*STATED GOAL*.
Give every entry again, word for word and in full.

Records that describe figures:
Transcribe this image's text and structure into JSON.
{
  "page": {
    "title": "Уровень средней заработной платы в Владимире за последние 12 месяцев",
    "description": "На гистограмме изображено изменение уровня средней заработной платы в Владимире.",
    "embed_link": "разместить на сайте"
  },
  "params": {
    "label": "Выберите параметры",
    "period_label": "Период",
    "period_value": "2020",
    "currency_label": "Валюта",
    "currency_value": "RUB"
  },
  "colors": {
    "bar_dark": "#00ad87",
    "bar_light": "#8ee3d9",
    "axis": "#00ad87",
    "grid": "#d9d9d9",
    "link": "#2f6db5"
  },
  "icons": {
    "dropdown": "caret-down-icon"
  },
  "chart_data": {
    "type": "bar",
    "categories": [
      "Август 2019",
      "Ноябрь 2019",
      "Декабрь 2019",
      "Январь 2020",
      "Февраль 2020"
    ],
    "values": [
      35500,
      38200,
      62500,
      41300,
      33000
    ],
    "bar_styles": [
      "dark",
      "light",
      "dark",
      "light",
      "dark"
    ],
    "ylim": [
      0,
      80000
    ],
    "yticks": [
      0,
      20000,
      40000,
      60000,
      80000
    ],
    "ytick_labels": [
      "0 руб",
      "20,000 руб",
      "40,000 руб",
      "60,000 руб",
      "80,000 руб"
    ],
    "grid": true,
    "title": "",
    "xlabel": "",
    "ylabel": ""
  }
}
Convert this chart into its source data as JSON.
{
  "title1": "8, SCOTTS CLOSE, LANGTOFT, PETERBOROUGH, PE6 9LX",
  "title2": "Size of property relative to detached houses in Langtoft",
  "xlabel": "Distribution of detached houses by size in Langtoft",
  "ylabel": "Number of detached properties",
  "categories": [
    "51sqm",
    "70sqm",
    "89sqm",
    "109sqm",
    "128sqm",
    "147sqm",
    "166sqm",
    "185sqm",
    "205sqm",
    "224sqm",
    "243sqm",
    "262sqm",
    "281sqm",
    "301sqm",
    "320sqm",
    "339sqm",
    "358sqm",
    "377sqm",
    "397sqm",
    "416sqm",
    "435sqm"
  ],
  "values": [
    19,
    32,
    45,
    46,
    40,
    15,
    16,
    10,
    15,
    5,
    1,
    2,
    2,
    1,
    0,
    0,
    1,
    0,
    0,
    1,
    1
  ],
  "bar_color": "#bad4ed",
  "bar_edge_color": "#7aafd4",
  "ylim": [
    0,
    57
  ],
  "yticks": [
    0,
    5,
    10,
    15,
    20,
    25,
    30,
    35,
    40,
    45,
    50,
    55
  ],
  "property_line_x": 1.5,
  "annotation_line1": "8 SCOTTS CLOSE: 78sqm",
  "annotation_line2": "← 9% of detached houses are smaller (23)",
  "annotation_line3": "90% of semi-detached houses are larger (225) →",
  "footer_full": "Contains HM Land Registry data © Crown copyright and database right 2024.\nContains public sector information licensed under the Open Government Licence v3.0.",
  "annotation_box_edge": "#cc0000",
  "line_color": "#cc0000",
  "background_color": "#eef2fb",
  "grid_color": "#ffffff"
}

*WRITTEN SOLUTION*.
Transcribe this image's text and structure into JSON.
{
  "page": {
    "title": "Уровень средней заработной платы в Владимире за последние 12 месяцев",
    "description": "На гистограмме изображено изменение уровня средней заработной платы в Владимире.",
    "embed_link": "разместить на сайте"
  },
  "params": {
    "label": "Выберите параметры",
    "period_label": "Период",
    "period_value": "2020",
    "currency_label": "Валюта",
    "currency_value": "RUB"
  },
  "colors": {
    "bar_dark": "#00ad87",
    "bar_light": "#8ee3d9",
    "axis": "#00ad87",
    "grid": "#d9d9d9",
    "link": "#2f6db5"
  },
  "icons": {
    "dropdown": "caret-down-icon"
  },
  "chart_data": {
    "type": "bar",
    "categories": [
      "Август 2019",
      "Ноябрь 2019",
      "Декабрь 2019",
      "Январь 2020",
      "Февраль 2020"
    ],
    "values": [
      35500,
      38200,
      62500,
      41300,
      33000
    ],
    "bar_styles": [
      "dark",
      "light",
      "dark",
      "light",
      "dark"
    ],
    "ylim": [
      0,
      80000
    ],
    "yticks": [
      0,
      20000,
      40000,
      60000,
      80000
    ],
    "ytick_labels": [
      "0 руб",
      "20,000 руб",
      "40,000 руб",
      "60,000 руб",
      "80,000 руб"
    ],
    "grid": true,
    "title": "",
    "xlabel": "",
    "ylabel": ""
  }
}
Convert this chart into its source data as JSON.
{
  "title1": "8, SCOTTS CLOSE, LANGTOFT, PETERBOROUGH, PE6 9LX",
  "title2": "Size of property relative to detached houses in Langtoft",
  "xlabel": "Distribution of detached houses by size in Langtoft",
  "ylabel": "Number of detached properties",
  "categories": [
    "51sqm",
    "70sqm",
    "89sqm",
    "109sqm",
    "128sqm",
    "147sqm",
    "166sqm",
    "185sqm",
    "205sqm",
    "224sqm",
    "243sqm",
    "262sqm",
    "281sqm",
    "301sqm",
    "320sqm",
    "339sqm",
    "358sqm",
    "377sqm",
    "397sqm",
    "416sqm",
    "435sqm"
  ],
  "values": [
    19,
    32,
    45,
    46,
    40,
    15,
    16,
    10,
    15,
    5,
    1,
    2,
    2,
    1,
    0,
    0,
    1,
    0,
    0,
    1,
    1
  ],
  "bar_color": "#bad4ed",
  "bar_edge_color": "#7aafd4",
  "ylim": [
    0,
    57
  ],
  "yticks": [
    0,
    5,
    10,
    15,
    20,
    25,
    30,
    35,
    40,
    45,
    50,
    55
  ],
  "property_line_x": 1.5,
  "annotation_line1": "8 SCOTTS CLOSE: 78sqm",
  "annotation_line2": "← 9% of detached houses are smaller (23)",
  "annotation_line3": "90% of semi-detached houses are larger (225) →",
  "footer_full": "Contains HM Land Registry data © Crown copyright and database right 2024.\nContains public sector information licensed under the Open Government Licence v3.0.",
  "annotation_box_edge": "#cc0000",
  "line_color": "#cc0000",
  "background_color": "#eef2fb",
  "grid_color": "#ffffff"
}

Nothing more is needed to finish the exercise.